Requirement:
Retype each line exactly. Skip images.

Data section:
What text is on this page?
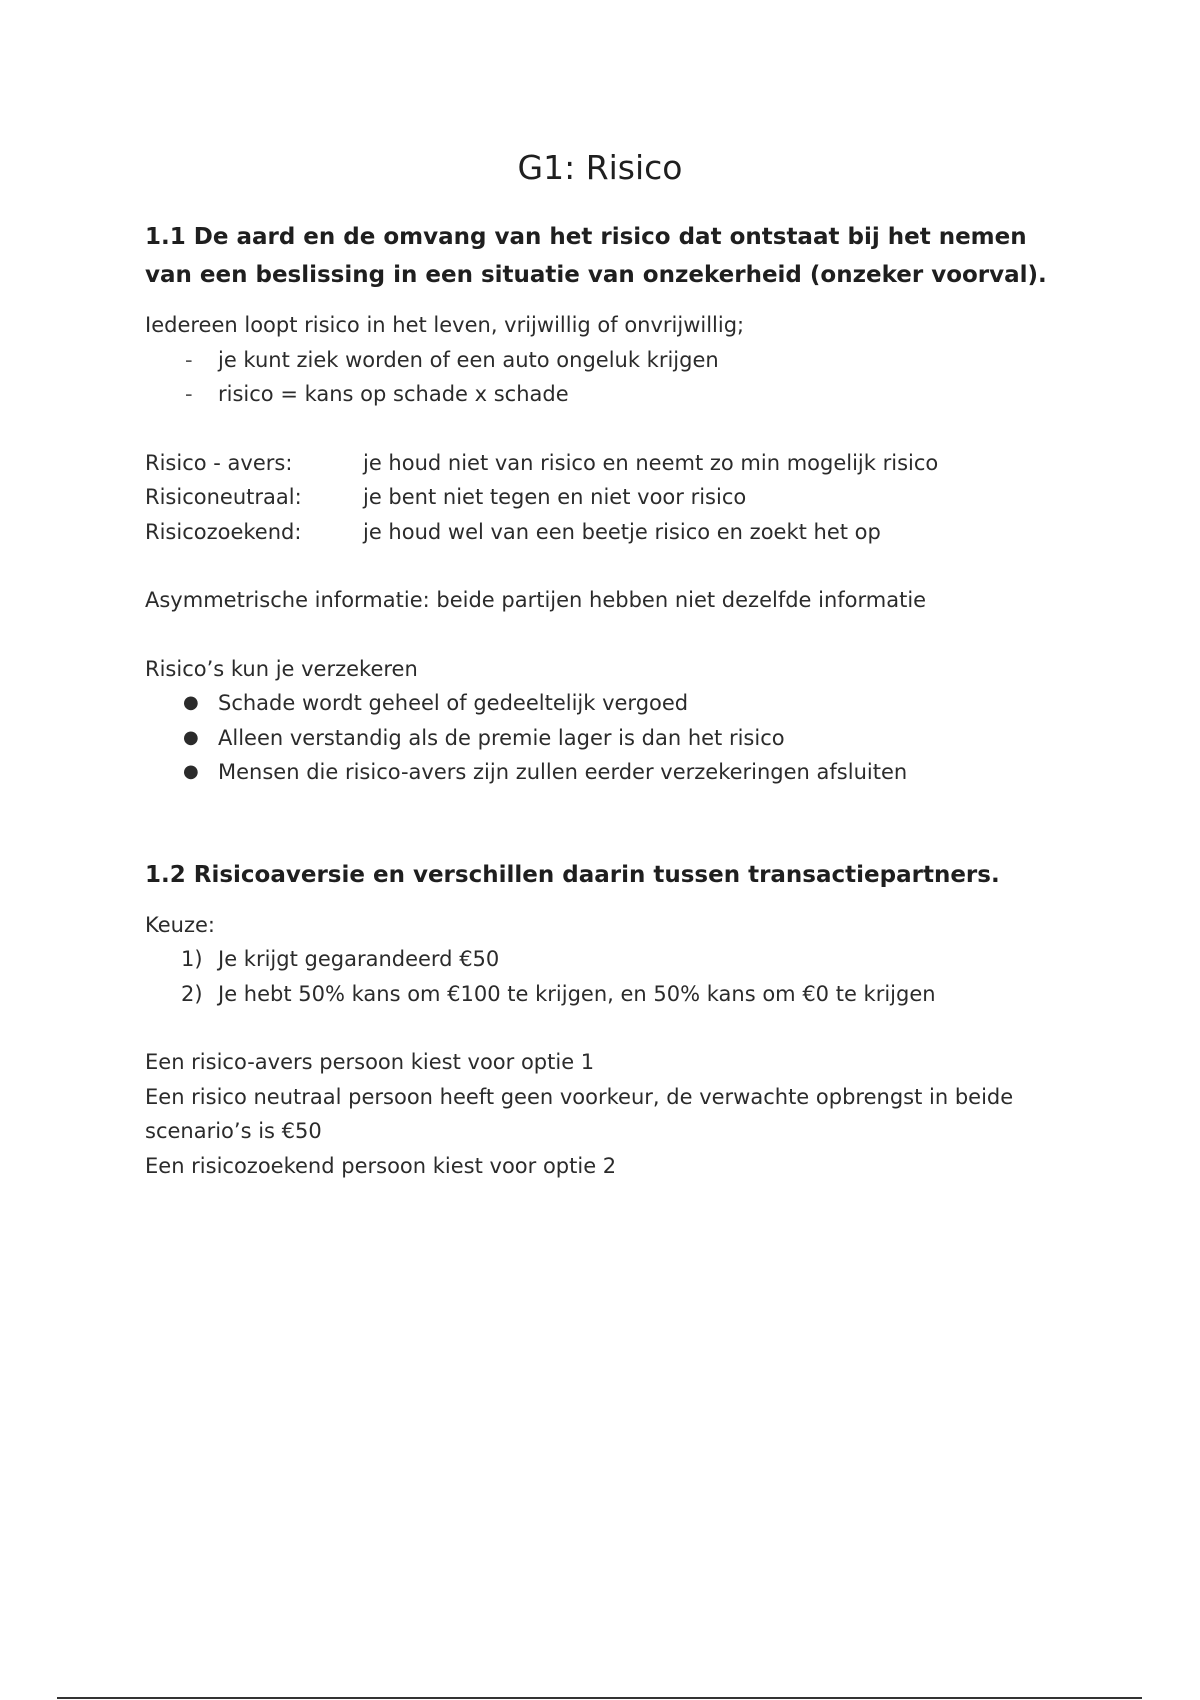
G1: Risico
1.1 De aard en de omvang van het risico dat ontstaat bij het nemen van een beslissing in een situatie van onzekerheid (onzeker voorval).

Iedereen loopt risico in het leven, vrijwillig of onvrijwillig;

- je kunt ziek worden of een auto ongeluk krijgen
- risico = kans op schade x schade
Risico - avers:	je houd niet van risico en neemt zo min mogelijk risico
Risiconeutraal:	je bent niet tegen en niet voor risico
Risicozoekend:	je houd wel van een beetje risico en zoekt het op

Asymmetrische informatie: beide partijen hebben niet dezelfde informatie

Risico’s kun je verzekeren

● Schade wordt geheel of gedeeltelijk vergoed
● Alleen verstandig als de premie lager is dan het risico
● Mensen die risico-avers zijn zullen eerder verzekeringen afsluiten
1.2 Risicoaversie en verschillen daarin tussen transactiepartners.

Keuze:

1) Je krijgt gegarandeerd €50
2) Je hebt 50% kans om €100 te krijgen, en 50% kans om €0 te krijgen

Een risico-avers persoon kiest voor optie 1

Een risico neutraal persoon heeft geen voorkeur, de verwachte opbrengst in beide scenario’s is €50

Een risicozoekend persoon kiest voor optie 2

The output:
What text is on this page?
G1: Risico
1.1 De aard en de omvang van het risico dat ontstaat bij het nemen van een beslissing in een situatie van onzekerheid (onzeker voorval).

Iedereen loopt risico in het leven, vrijwillig of onvrijwillig;

- je kunt ziek worden of een auto ongeluk krijgen
- risico = kans op schade x schade
Risico - avers:	je houd niet van risico en neemt zo min mogelijk risico
Risiconeutraal:	je bent niet tegen en niet voor risico
Risicozoekend:	je houd wel van een beetje risico en zoekt het op

Asymmetrische informatie: beide partijen hebben niet dezelfde informatie

Risico’s kun je verzekeren

● Schade wordt geheel of gedeeltelijk vergoed
● Alleen verstandig als de premie lager is dan het risico
● Mensen die risico-avers zijn zullen eerder verzekeringen afsluiten
1.2 Risicoaversie en verschillen daarin tussen transactiepartners.

Keuze:

1) Je krijgt gegarandeerd €50
2) Je hebt 50% kans om €100 te krijgen, en 50% kans om €0 te krijgen

Een risico-avers persoon kiest voor optie 1

Een risico neutraal persoon heeft geen voorkeur, de verwachte opbrengst in beide scenario’s is €50

Een risicozoekend persoon kiest voor optie 2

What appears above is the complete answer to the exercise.